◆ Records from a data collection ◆
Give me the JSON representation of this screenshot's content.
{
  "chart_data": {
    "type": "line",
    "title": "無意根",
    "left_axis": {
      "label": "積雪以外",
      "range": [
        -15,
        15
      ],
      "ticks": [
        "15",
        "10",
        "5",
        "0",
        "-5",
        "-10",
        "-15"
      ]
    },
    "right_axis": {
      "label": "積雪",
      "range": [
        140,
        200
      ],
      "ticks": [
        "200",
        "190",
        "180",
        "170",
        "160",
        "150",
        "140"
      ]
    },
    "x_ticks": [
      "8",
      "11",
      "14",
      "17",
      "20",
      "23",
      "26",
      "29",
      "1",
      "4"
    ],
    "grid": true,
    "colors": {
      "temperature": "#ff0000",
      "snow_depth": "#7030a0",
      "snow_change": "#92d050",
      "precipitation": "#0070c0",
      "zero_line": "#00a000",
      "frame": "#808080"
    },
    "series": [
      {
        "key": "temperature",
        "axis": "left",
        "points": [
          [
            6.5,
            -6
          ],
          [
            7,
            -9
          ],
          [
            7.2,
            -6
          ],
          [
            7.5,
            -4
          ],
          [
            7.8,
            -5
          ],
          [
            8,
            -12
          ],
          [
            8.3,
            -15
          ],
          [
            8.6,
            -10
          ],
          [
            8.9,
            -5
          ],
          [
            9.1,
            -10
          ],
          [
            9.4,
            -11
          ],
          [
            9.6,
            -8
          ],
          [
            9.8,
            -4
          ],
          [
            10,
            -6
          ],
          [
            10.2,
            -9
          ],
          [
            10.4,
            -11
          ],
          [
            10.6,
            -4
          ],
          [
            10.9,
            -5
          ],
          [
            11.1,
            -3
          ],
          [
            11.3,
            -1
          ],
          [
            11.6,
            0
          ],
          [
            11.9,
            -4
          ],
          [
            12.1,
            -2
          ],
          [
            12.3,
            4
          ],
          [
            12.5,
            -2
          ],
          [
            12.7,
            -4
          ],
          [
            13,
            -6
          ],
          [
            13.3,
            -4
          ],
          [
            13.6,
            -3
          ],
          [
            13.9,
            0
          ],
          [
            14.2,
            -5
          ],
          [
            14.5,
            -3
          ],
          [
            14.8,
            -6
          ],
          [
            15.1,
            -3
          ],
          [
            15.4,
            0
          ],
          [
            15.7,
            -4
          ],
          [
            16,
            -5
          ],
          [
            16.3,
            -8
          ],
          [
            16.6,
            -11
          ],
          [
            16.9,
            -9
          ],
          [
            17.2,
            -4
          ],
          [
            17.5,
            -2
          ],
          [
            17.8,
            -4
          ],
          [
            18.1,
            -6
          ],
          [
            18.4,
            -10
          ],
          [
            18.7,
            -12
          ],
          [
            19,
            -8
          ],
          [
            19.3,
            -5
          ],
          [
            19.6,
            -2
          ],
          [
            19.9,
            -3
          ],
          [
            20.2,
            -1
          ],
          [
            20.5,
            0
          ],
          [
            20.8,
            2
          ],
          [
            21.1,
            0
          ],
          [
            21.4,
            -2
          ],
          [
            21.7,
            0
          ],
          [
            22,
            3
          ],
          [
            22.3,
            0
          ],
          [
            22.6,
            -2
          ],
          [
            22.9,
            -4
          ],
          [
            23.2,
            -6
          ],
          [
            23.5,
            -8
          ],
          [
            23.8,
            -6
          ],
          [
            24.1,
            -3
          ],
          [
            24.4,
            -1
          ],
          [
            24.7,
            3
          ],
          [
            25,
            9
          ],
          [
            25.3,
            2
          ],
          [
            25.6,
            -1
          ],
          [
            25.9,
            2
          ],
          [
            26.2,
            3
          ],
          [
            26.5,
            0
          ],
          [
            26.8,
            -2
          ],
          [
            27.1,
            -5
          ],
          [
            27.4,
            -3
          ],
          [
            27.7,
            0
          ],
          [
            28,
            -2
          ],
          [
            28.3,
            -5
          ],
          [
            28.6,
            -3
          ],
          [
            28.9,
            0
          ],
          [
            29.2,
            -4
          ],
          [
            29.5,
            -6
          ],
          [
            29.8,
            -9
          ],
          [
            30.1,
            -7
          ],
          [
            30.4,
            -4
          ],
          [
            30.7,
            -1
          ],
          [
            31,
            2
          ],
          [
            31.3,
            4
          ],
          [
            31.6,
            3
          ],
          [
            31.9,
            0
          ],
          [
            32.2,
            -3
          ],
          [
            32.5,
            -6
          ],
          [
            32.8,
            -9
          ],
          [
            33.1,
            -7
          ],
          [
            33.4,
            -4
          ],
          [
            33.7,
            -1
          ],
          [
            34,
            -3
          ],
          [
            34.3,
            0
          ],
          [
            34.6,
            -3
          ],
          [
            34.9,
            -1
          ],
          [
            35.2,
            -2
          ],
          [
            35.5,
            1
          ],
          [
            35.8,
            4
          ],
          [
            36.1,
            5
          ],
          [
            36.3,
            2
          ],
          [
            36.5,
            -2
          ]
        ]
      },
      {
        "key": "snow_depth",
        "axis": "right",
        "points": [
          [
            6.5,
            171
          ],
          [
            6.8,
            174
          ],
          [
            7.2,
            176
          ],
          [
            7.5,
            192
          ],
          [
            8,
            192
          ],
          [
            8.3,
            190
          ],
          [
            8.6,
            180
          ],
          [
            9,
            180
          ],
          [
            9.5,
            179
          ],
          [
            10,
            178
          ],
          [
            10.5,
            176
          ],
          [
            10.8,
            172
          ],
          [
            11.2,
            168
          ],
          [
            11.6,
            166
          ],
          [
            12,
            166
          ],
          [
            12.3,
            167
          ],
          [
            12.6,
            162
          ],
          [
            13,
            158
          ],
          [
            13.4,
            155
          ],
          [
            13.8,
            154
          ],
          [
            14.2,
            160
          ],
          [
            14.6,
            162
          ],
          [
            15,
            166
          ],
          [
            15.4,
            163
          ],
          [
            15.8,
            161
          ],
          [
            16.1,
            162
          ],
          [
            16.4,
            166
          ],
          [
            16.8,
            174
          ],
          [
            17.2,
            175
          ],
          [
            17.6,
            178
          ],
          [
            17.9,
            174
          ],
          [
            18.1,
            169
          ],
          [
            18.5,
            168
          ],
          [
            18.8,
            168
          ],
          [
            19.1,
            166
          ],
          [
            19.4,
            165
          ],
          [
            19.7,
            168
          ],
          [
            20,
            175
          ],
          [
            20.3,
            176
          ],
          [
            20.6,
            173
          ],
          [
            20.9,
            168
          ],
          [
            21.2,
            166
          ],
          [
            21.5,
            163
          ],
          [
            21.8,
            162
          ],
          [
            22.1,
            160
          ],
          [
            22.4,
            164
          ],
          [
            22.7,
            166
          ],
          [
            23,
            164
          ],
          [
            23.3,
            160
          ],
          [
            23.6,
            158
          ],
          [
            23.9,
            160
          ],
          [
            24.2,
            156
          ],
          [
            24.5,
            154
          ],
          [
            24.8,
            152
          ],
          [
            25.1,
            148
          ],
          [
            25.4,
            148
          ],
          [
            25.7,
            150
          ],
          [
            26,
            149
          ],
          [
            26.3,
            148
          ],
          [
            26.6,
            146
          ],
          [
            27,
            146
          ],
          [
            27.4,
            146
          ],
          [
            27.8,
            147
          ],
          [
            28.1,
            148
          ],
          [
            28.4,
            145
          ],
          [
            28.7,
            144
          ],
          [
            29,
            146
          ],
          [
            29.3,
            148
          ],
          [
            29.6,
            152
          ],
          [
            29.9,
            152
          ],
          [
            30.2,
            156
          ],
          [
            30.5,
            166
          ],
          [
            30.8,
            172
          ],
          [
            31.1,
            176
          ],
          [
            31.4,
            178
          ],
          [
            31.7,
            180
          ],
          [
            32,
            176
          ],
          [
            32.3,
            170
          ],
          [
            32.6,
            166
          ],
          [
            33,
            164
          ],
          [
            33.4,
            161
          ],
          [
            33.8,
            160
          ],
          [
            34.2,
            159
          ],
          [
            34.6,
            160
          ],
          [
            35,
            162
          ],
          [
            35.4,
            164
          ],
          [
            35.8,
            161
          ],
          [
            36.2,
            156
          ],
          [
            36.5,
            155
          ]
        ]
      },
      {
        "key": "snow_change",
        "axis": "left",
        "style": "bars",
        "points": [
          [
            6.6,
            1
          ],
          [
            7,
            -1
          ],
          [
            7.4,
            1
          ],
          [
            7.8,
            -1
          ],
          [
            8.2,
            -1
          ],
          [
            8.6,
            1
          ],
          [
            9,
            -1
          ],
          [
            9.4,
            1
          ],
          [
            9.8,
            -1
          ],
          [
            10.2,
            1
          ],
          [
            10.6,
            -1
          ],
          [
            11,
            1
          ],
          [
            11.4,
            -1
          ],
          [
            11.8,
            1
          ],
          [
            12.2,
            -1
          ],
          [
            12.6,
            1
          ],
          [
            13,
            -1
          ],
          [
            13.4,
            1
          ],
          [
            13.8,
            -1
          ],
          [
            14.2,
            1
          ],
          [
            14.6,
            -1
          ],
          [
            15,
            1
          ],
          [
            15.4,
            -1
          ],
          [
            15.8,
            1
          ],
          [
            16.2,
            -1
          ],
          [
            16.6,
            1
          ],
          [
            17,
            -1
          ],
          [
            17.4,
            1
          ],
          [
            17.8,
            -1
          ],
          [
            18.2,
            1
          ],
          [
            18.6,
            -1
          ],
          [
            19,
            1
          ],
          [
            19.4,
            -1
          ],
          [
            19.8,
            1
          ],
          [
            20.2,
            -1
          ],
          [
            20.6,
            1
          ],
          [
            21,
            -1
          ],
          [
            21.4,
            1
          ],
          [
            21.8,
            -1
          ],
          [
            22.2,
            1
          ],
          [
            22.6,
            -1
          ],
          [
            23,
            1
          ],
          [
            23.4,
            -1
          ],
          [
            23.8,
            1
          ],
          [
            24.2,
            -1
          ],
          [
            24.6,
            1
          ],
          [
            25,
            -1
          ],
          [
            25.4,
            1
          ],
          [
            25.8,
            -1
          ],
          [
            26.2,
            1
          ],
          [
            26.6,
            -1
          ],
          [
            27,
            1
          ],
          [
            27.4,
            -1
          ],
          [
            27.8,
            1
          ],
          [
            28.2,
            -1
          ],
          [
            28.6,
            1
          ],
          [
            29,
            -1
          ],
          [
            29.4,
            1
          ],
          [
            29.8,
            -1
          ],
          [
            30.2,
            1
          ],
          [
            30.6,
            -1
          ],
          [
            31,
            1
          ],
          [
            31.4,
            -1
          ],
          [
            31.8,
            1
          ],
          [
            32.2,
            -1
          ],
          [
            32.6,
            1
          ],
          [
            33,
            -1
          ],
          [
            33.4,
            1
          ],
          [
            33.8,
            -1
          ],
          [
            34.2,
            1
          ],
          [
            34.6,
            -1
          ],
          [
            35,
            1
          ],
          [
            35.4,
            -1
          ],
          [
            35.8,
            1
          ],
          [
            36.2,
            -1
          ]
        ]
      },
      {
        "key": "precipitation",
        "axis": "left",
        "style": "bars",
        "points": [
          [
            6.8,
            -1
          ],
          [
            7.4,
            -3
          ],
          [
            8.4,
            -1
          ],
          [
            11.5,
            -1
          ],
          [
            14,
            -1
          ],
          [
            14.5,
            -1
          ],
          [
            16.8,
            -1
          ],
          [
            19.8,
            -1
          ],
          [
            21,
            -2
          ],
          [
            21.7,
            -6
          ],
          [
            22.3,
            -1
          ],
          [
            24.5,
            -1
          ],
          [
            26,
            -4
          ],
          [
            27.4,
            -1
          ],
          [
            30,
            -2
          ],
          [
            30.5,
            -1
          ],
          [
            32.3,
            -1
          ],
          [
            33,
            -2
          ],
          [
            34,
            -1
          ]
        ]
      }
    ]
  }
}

◆ Written request ◆
Go through the records and copy each line with "precipitation" in it.

◆ Solution to the exercise ◆
      "precipitation": "#0070c0",
        "key": "precipitation",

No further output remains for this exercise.